>>>

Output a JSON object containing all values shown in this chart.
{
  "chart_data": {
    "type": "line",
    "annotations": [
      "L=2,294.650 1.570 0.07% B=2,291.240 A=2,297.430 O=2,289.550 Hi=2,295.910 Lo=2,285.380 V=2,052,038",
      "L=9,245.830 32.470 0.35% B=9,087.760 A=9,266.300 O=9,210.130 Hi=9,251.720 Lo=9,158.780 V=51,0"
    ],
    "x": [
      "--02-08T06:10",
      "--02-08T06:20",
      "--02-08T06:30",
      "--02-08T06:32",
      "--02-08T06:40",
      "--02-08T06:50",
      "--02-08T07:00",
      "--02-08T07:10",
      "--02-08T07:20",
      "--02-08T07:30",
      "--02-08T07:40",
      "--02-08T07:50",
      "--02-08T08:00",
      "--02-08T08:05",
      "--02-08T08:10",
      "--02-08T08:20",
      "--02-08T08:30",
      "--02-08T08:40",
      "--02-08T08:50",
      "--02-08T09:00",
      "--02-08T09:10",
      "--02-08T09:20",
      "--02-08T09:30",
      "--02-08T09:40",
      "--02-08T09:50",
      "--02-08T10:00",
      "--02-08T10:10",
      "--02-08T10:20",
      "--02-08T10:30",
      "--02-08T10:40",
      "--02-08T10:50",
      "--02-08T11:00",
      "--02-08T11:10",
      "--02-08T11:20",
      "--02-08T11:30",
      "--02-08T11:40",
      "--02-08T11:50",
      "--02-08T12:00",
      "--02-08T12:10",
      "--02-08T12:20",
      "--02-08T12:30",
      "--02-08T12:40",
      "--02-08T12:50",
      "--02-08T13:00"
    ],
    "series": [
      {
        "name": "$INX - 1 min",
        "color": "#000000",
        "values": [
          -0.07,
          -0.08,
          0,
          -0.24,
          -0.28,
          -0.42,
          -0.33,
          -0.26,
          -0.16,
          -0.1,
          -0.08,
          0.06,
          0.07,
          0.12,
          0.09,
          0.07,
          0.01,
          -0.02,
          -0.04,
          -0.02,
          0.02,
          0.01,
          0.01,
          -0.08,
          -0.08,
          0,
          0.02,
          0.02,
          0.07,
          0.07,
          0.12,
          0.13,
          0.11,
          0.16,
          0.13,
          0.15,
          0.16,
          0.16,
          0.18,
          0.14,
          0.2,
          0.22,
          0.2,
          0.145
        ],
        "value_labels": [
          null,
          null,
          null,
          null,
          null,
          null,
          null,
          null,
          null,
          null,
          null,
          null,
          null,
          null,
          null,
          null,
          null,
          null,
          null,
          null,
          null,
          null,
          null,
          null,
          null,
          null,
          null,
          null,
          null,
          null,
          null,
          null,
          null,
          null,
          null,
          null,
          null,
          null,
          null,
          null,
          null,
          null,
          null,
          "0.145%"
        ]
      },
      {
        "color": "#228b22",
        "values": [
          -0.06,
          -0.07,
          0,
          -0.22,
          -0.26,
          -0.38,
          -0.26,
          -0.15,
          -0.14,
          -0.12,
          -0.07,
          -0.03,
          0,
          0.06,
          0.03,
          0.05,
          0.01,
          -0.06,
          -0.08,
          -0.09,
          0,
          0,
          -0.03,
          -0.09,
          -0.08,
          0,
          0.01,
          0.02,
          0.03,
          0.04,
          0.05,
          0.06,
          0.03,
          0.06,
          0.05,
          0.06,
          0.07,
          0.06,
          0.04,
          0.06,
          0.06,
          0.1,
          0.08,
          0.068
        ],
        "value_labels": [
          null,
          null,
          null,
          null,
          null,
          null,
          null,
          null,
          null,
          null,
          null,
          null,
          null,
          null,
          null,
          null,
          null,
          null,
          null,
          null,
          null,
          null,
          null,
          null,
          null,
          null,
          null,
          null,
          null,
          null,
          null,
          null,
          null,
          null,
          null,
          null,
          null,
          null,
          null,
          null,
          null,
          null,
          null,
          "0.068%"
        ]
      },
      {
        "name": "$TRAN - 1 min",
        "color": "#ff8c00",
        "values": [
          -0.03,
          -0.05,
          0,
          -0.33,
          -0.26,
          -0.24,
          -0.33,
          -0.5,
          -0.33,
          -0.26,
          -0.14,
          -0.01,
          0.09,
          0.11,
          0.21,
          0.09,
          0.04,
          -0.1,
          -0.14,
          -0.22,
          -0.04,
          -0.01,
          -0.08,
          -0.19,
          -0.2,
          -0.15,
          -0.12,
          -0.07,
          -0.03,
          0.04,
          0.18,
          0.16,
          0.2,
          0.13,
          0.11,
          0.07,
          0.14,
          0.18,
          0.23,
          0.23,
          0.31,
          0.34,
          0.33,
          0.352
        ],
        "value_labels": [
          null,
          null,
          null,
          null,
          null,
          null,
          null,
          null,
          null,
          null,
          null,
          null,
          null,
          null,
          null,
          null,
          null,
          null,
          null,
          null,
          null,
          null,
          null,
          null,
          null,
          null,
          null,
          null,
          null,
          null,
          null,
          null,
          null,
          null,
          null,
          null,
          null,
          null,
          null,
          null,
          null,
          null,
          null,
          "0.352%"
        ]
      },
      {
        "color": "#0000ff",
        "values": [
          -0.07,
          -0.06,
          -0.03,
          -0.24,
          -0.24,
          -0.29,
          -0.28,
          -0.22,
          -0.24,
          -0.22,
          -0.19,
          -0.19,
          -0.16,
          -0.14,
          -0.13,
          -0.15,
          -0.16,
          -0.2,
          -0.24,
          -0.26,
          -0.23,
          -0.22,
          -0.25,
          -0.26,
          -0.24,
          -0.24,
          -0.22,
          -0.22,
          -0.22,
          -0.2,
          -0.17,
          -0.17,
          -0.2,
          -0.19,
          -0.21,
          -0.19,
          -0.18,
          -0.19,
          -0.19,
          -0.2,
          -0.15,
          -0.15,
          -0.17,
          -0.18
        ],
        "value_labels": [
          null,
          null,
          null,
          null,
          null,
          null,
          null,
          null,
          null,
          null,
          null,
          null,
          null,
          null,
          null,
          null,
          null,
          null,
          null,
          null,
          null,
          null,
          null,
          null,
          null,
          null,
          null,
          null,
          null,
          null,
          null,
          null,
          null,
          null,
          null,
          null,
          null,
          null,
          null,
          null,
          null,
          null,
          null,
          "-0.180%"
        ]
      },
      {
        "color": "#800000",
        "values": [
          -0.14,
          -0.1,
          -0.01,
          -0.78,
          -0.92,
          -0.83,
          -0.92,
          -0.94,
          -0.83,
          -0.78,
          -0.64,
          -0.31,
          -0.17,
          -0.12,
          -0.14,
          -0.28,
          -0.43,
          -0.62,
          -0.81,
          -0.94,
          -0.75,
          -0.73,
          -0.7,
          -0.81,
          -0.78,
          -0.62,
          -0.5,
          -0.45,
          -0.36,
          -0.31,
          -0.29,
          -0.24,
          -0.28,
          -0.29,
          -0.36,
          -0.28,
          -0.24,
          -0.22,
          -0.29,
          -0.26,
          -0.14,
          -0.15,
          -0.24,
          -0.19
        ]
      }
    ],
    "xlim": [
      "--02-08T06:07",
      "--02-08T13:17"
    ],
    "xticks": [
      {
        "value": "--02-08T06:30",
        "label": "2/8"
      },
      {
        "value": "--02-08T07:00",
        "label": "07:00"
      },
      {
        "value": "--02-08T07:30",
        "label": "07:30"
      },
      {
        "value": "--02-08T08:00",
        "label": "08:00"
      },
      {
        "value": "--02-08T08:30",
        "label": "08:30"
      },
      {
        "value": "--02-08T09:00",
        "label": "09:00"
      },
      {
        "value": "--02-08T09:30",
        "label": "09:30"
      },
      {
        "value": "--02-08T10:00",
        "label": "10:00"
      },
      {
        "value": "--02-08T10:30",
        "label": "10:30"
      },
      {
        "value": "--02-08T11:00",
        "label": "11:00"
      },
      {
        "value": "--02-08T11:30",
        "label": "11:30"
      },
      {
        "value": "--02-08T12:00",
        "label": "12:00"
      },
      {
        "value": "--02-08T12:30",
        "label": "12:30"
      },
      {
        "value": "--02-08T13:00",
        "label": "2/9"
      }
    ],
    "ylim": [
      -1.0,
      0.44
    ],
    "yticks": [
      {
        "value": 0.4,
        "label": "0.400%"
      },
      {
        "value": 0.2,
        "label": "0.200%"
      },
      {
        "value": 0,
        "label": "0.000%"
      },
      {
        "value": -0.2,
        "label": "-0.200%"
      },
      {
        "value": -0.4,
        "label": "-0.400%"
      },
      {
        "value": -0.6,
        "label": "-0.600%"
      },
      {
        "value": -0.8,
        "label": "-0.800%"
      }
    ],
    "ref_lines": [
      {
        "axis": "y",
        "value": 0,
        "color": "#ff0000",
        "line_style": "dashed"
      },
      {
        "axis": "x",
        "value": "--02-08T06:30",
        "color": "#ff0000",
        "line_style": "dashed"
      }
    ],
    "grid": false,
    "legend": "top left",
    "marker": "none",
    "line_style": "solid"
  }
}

<<<

→ What you should do: Each line above that holds the string "color" should be copied and shown.

→ Completed exercise:
        "color": "#000000",
        "color": "#228b22",
        "color": "#ff8c00",
        "color": "#0000ff",
        "color": "#800000",
        "color": "#ff0000",
        "color": "#ff0000",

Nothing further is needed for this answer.